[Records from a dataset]
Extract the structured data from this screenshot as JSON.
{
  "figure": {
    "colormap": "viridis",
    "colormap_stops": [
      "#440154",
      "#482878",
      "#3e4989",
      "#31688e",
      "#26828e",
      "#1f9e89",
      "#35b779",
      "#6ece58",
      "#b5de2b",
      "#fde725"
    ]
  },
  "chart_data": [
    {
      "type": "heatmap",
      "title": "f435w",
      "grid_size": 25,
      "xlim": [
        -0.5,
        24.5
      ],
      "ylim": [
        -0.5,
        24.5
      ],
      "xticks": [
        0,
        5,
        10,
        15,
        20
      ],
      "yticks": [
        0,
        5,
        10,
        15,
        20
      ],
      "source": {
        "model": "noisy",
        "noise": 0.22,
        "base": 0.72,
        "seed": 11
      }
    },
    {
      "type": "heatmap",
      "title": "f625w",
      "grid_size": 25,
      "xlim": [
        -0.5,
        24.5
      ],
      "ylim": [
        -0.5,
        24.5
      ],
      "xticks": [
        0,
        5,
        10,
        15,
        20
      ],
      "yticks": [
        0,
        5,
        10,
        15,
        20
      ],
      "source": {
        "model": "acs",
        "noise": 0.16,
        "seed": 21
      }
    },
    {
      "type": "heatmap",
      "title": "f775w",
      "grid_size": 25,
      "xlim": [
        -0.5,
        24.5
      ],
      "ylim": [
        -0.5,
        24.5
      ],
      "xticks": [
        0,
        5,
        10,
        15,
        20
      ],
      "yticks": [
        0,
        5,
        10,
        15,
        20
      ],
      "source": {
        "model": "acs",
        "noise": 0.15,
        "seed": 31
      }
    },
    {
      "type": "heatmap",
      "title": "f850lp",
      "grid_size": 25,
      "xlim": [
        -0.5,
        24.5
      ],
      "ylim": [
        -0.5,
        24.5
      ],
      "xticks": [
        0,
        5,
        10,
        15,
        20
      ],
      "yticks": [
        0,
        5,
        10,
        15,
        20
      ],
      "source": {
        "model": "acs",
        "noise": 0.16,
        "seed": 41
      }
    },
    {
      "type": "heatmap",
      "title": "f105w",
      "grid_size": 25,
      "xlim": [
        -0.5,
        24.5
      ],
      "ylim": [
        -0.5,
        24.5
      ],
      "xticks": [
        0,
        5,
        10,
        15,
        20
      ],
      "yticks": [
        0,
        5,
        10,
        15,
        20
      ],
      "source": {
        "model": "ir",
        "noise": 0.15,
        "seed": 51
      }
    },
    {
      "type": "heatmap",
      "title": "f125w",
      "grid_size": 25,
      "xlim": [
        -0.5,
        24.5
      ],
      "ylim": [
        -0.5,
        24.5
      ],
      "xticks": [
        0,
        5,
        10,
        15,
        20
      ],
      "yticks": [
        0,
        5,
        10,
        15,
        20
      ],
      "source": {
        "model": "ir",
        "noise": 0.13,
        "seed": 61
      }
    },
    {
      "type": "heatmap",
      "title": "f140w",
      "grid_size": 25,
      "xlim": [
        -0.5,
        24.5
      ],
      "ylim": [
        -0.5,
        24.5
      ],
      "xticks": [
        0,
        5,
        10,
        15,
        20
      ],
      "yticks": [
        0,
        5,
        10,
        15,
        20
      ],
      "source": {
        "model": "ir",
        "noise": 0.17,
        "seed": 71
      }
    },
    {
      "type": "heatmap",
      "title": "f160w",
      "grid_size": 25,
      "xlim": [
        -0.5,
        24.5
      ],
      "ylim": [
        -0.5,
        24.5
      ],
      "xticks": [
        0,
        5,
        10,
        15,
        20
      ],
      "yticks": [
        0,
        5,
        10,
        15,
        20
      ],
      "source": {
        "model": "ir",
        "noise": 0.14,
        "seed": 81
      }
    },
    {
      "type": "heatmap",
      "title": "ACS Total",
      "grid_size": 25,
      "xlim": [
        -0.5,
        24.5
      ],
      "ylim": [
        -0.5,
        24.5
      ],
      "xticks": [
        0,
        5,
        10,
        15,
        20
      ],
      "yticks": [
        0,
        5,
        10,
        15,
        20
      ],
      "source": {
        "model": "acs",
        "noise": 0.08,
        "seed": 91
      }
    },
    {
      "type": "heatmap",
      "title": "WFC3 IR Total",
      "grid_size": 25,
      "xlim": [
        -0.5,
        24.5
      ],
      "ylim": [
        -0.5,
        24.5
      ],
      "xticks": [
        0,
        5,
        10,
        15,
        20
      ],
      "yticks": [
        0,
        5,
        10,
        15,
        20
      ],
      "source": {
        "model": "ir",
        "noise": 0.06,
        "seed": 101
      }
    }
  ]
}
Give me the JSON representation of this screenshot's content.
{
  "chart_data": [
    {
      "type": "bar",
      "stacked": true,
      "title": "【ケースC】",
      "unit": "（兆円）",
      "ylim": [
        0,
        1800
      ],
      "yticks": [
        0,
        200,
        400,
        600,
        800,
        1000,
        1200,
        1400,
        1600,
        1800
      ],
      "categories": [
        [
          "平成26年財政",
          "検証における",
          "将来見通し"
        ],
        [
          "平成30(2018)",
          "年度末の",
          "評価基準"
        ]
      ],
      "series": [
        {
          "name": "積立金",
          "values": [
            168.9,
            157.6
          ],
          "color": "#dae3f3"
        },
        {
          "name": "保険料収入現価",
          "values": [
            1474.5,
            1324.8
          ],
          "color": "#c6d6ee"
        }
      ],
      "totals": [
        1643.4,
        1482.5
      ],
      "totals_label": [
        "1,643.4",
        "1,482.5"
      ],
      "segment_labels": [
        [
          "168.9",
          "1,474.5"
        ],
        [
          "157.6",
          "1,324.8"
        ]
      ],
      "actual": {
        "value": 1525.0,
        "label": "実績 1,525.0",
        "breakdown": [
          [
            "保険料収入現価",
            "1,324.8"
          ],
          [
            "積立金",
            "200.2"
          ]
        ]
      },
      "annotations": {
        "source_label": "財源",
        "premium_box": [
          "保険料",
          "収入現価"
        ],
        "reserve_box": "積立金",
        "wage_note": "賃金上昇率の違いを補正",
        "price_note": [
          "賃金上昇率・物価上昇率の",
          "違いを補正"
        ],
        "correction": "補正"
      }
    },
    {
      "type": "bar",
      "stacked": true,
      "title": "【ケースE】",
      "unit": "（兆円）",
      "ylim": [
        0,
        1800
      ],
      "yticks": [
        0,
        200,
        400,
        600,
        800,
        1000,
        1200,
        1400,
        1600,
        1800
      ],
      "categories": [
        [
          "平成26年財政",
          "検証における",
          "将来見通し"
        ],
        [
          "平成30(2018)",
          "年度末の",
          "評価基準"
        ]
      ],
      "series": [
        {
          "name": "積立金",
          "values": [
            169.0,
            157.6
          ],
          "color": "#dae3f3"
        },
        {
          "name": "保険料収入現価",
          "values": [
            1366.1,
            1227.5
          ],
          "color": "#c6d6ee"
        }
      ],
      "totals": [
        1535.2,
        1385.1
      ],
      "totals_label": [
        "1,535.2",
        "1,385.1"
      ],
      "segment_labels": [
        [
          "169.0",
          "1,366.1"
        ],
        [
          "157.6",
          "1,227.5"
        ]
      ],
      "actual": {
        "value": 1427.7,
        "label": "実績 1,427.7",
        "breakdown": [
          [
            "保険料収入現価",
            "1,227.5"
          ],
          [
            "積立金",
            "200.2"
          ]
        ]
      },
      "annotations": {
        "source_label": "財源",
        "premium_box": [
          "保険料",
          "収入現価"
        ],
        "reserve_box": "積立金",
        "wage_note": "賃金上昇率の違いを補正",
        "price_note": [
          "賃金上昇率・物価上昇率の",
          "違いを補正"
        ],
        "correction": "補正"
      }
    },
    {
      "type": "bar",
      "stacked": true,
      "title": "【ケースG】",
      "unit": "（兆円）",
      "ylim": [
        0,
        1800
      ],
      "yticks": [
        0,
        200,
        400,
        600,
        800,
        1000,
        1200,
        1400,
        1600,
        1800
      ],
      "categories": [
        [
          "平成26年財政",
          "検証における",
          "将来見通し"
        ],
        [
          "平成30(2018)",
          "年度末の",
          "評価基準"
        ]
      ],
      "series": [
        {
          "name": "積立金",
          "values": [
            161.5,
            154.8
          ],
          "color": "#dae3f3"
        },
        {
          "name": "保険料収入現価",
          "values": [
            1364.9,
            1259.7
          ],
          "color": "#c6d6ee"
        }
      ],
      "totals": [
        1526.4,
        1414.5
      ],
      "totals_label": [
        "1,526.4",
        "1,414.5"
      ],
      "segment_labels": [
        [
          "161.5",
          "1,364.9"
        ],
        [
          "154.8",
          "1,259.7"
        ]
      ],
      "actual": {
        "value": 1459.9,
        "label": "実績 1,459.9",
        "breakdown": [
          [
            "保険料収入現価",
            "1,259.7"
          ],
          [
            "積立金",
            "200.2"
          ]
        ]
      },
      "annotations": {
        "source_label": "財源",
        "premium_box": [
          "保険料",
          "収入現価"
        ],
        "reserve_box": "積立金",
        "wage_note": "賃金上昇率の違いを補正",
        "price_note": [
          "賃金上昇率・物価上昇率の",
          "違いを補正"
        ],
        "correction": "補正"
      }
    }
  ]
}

= Stated exercise =
In the entries above, find every line with the word "noise" and list it.

= Solution to the problem =
        "noise": 0.22,
        "noise": 0.16,
        "noise": 0.15,
        "noise": 0.16,
        "noise": 0.15,
        "noise": 0.13,
        "noise": 0.17,
        "noise": 0.14,
        "noise": 0.08,
        "noise": 0.06,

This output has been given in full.